Excerpts from a figure dataset
........
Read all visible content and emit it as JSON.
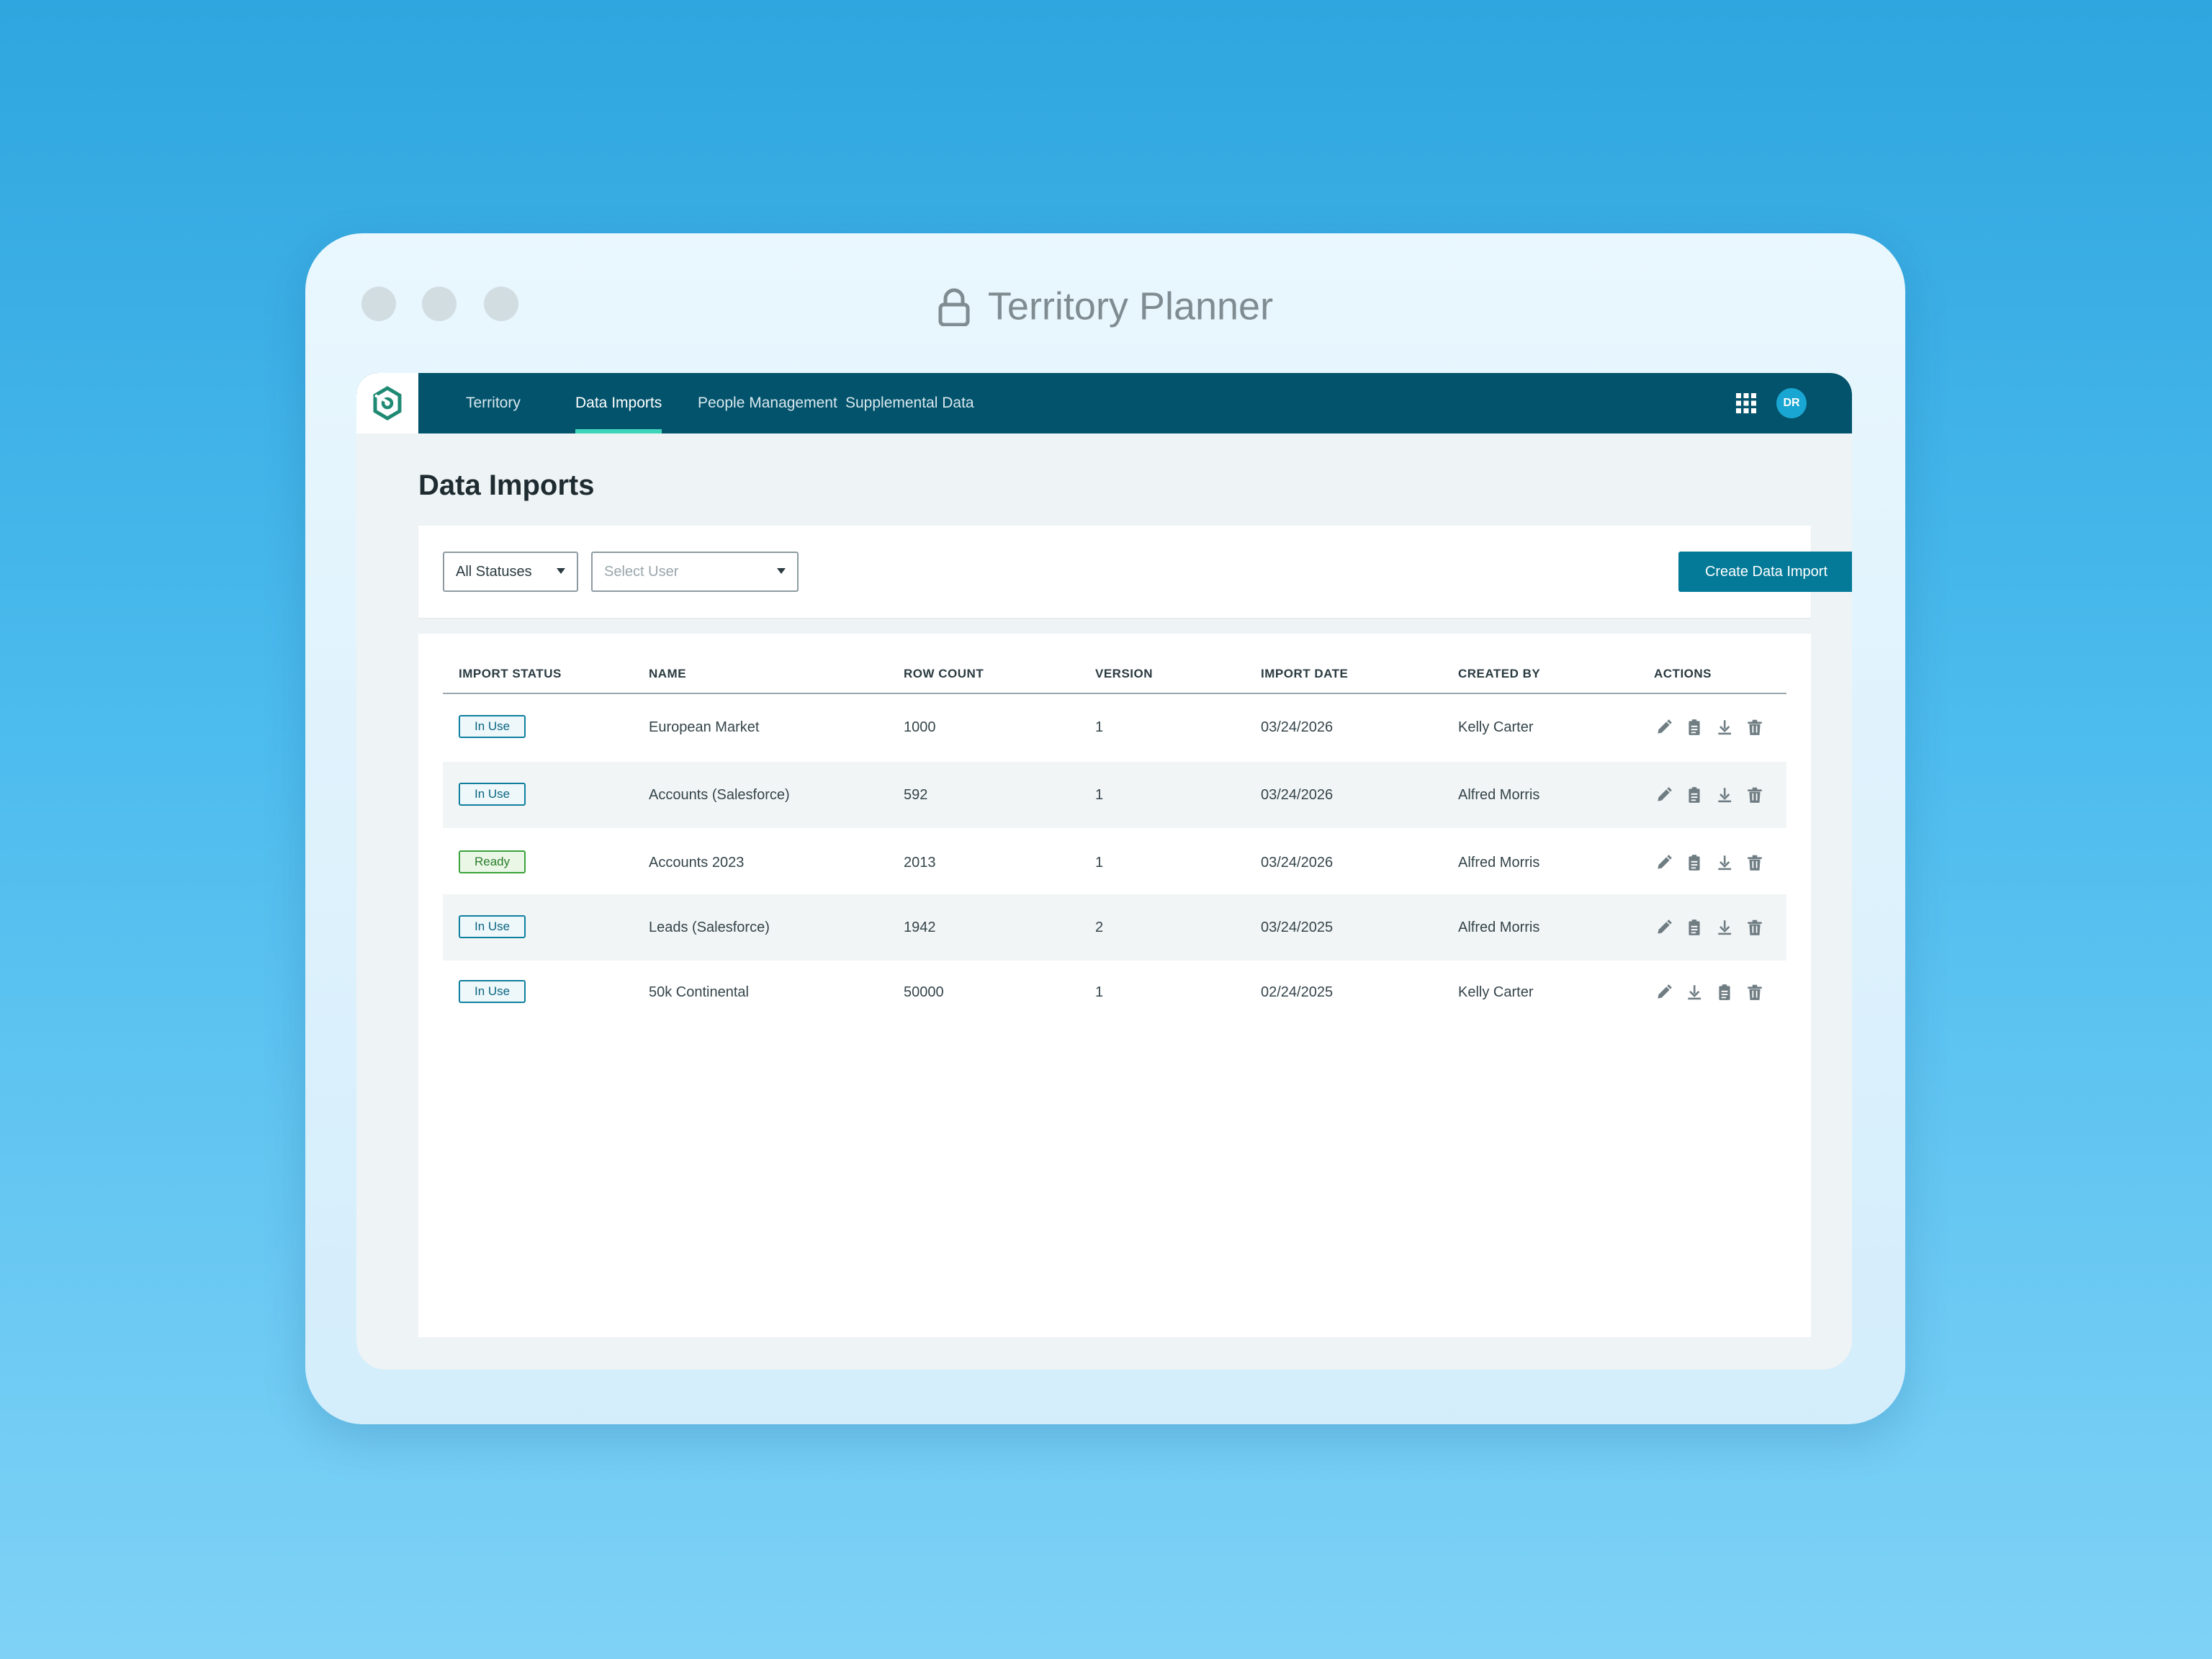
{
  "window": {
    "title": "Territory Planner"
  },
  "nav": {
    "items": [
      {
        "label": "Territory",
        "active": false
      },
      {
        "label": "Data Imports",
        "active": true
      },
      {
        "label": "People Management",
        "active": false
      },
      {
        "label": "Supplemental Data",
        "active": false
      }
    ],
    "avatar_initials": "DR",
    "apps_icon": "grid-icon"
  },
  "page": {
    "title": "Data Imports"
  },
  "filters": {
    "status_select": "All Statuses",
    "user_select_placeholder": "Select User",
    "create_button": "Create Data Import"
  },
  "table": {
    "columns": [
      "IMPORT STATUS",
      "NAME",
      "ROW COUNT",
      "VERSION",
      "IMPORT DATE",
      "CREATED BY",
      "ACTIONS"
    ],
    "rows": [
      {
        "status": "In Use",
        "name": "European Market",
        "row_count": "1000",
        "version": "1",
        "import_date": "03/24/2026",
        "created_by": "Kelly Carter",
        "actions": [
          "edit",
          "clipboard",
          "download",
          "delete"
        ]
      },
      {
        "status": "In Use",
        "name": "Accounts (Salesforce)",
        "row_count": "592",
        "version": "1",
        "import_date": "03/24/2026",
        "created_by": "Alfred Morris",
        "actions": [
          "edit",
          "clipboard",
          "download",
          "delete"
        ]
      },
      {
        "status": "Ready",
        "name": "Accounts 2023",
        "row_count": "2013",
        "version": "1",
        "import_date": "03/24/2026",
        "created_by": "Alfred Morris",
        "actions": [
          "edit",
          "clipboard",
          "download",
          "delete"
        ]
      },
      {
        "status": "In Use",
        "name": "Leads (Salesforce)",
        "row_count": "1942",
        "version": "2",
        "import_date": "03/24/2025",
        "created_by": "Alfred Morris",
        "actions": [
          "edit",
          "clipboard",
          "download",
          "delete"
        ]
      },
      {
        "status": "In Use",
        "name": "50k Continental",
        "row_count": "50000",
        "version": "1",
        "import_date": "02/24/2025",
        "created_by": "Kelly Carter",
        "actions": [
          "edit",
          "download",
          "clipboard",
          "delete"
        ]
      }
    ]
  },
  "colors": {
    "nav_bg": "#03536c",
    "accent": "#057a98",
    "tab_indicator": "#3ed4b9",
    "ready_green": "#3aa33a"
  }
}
........
# [GIVEN PROBLEM]
Pick out the lines containing the string "title" and show them.

# [FULL RESPONSE]
    "title": "Territory Planner"
    "title": "Data Imports"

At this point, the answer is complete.